### What is expected
Print all entries precisely as they are written.

─── Supplied material

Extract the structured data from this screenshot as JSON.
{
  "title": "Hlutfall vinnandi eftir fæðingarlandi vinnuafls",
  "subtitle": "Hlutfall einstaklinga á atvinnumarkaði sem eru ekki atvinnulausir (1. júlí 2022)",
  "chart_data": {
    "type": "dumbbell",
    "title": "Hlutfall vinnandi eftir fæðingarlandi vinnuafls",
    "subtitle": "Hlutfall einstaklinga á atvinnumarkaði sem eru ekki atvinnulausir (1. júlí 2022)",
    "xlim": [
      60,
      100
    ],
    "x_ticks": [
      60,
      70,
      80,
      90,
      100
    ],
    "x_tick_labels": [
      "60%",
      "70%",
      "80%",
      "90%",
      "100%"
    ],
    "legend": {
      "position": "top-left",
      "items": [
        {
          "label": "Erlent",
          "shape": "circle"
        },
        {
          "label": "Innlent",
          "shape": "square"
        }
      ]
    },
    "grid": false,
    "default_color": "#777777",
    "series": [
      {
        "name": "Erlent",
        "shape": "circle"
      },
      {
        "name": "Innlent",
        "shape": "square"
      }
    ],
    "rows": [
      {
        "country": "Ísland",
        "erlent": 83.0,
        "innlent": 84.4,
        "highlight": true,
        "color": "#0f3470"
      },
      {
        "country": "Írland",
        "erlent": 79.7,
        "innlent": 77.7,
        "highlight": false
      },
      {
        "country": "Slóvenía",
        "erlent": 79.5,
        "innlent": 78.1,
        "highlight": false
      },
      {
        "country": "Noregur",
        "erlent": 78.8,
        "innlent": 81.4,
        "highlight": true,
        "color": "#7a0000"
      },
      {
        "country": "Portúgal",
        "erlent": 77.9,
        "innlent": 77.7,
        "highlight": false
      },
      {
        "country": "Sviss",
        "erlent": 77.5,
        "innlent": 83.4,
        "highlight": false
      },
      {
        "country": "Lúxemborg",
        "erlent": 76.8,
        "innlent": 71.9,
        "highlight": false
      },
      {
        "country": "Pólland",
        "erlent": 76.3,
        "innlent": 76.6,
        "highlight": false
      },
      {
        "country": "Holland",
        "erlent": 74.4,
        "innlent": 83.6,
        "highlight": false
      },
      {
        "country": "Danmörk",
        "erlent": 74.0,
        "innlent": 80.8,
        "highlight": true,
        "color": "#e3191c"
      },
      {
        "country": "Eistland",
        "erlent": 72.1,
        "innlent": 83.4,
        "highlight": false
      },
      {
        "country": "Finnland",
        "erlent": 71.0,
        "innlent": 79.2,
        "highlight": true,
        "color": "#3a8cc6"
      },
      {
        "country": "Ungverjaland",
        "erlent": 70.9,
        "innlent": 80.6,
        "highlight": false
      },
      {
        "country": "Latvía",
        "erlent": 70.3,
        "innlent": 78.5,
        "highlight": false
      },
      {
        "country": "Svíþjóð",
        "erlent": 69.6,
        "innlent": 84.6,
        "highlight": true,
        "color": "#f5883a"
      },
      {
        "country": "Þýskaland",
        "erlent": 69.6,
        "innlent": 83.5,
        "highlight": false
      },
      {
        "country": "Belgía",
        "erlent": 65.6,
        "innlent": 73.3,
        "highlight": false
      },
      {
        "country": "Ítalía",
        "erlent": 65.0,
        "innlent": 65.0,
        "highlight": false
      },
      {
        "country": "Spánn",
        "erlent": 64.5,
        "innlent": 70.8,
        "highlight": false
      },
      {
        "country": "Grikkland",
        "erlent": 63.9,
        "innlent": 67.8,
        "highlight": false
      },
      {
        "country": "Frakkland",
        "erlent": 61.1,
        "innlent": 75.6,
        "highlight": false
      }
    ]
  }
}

──────

### Problem solution
Extract the structured data from this screenshot as JSON.
{
  "title": "Hlutfall vinnandi eftir fæðingarlandi vinnuafls",
  "subtitle": "Hlutfall einstaklinga á atvinnumarkaði sem eru ekki atvinnulausir (1. júlí 2022)",
  "chart_data": {
    "type": "dumbbell",
    "title": "Hlutfall vinnandi eftir fæðingarlandi vinnuafls",
    "subtitle": "Hlutfall einstaklinga á atvinnumarkaði sem eru ekki atvinnulausir (1. júlí 2022)",
    "xlim": [
      60,
      100
    ],
    "x_ticks": [
      60,
      70,
      80,
      90,
      100
    ],
    "x_tick_labels": [
      "60%",
      "70%",
      "80%",
      "90%",
      "100%"
    ],
    "legend": {
      "position": "top-left",
      "items": [
        {
          "label": "Erlent",
          "shape": "circle"
        },
        {
          "label": "Innlent",
          "shape": "square"
        }
      ]
    },
    "grid": false,
    "default_color": "#777777",
    "series": [
      {
        "name": "Erlent",
        "shape": "circle"
      },
      {
        "name": "Innlent",
        "shape": "square"
      }
    ],
    "rows": [
      {
        "country": "Ísland",
        "erlent": 83.0,
        "innlent": 84.4,
        "highlight": true,
        "color": "#0f3470"
      },
      {
        "country": "Írland",
        "erlent": 79.7,
        "innlent": 77.7,
        "highlight": false
      },
      {
        "country": "Slóvenía",
        "erlent": 79.5,
        "innlent": 78.1,
        "highlight": false
      },
      {
        "country": "Noregur",
        "erlent": 78.8,
        "innlent": 81.4,
        "highlight": true,
        "color": "#7a0000"
      },
      {
        "country": "Portúgal",
        "erlent": 77.9,
        "innlent": 77.7,
        "highlight": false
      },
      {
        "country": "Sviss",
        "erlent": 77.5,
        "innlent": 83.4,
        "highlight": false
      },
      {
        "country": "Lúxemborg",
        "erlent": 76.8,
        "innlent": 71.9,
        "highlight": false
      },
      {
        "country": "Pólland",
        "erlent": 76.3,
        "innlent": 76.6,
        "highlight": false
      },
      {
        "country": "Holland",
        "erlent": 74.4,
        "innlent": 83.6,
        "highlight": false
      },
      {
        "country": "Danmörk",
        "erlent": 74.0,
        "innlent": 80.8,
        "highlight": true,
        "color": "#e3191c"
      },
      {
        "country": "Eistland",
        "erlent": 72.1,
        "innlent": 83.4,
        "highlight": false
      },
      {
        "country": "Finnland",
        "erlent": 71.0,
        "innlent": 79.2,
        "highlight": true,
        "color": "#3a8cc6"
      },
      {
        "country": "Ungverjaland",
        "erlent": 70.9,
        "innlent": 80.6,
        "highlight": false
      },
      {
        "country": "Latvía",
        "erlent": 70.3,
        "innlent": 78.5,
        "highlight": false
      },
      {
        "country": "Svíþjóð",
        "erlent": 69.6,
        "innlent": 84.6,
        "highlight": true,
        "color": "#f5883a"
      },
      {
        "country": "Þýskaland",
        "erlent": 69.6,
        "innlent": 83.5,
        "highlight": false
      },
      {
        "country": "Belgía",
        "erlent": 65.6,
        "innlent": 73.3,
        "highlight": false
      },
      {
        "country": "Ítalía",
        "erlent": 65.0,
        "innlent": 65.0,
        "highlight": false
      },
      {
        "country": "Spánn",
        "erlent": 64.5,
        "innlent": 70.8,
        "highlight": false
      },
      {
        "country": "Grikkland",
        "erlent": 63.9,
        "innlent": 67.8,
        "highlight": false
      },
      {
        "country": "Frakkland",
        "erlent": 61.1,
        "innlent": 75.6,
        "highlight": false
      }
    ]
  }
}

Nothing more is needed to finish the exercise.